• _Challenge_: Reproduce each line from the records that holds "Vidal".
##########
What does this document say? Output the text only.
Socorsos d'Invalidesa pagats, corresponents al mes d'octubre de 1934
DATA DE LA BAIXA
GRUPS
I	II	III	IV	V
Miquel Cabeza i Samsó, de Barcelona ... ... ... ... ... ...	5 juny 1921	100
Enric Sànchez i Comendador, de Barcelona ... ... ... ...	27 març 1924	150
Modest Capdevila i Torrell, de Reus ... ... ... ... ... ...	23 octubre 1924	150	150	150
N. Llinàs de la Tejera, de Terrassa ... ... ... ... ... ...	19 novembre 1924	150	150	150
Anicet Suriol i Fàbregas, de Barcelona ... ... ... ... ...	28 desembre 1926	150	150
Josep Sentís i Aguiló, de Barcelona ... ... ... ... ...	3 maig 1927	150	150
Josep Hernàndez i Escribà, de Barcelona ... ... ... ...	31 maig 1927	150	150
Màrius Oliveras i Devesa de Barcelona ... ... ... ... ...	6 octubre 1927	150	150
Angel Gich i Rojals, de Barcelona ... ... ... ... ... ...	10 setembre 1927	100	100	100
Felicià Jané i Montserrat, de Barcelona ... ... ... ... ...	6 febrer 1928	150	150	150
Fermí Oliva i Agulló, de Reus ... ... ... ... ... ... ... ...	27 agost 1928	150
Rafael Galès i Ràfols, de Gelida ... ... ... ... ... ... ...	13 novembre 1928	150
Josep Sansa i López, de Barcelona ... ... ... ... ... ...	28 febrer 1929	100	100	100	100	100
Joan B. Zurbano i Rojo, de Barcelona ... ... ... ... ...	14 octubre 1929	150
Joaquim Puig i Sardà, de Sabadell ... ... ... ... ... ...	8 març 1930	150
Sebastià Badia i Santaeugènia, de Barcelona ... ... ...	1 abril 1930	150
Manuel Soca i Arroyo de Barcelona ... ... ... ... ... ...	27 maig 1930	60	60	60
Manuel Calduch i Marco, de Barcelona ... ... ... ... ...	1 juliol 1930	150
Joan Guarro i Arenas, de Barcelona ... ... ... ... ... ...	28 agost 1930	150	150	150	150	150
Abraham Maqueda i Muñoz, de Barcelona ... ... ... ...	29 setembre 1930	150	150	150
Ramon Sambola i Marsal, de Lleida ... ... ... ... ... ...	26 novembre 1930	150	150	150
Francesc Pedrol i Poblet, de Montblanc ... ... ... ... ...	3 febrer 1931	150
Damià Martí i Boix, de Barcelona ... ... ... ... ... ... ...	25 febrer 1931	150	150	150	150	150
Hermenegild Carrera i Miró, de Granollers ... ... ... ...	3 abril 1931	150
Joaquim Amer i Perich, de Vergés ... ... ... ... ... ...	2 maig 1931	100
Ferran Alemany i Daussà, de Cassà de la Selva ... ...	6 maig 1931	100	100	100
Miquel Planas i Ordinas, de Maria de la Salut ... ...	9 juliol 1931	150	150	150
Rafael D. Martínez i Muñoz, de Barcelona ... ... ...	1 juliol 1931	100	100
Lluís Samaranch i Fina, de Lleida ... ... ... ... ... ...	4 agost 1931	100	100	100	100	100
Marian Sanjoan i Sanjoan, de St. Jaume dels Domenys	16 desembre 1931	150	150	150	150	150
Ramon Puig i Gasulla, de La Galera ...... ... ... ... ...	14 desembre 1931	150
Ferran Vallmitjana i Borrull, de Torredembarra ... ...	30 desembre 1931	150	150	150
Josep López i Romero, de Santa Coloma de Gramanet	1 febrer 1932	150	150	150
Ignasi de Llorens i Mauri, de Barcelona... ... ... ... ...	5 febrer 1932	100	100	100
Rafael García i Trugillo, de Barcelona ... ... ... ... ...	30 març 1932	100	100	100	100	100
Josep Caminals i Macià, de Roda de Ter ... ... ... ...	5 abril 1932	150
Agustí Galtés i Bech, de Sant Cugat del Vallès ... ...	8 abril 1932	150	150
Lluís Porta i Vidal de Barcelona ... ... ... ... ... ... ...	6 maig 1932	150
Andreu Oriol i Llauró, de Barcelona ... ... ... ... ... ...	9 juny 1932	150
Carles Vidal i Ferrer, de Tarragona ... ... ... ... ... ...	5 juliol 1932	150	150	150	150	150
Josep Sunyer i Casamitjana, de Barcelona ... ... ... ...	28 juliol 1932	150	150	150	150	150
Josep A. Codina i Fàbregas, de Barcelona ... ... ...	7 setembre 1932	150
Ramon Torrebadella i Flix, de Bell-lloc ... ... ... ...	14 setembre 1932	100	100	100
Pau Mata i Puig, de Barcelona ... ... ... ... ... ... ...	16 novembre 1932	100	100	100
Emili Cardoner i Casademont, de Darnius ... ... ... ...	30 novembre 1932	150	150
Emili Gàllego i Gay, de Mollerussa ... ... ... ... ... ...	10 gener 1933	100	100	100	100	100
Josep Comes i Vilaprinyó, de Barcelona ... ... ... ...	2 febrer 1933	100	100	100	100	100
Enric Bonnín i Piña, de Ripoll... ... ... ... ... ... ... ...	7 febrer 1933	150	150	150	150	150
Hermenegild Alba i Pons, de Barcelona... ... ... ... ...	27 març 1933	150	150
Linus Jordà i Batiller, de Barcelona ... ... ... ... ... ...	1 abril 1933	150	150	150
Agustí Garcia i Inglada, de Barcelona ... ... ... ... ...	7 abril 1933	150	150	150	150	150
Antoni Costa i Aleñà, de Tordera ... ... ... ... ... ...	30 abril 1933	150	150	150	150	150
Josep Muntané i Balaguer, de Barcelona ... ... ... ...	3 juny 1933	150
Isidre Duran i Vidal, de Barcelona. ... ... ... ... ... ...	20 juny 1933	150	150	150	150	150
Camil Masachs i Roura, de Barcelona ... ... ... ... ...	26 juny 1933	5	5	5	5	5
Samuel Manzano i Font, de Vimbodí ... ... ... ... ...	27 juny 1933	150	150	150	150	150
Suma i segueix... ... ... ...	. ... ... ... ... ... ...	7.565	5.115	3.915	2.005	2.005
##########
• _Result for this exercise_:
Lluís Porta i Vidal de Barcelona ... ... ... ... ... ... ...	6 maig 1932	150
Carles Vidal i Ferrer, de Tarragona ... ... ... ... ... ...	5 juliol 1932	150	150	150	150	150
Isidre Duran i Vidal, de Barcelona. ... ... ... ... ... ...	20 juny 1933	150	150	150	150	150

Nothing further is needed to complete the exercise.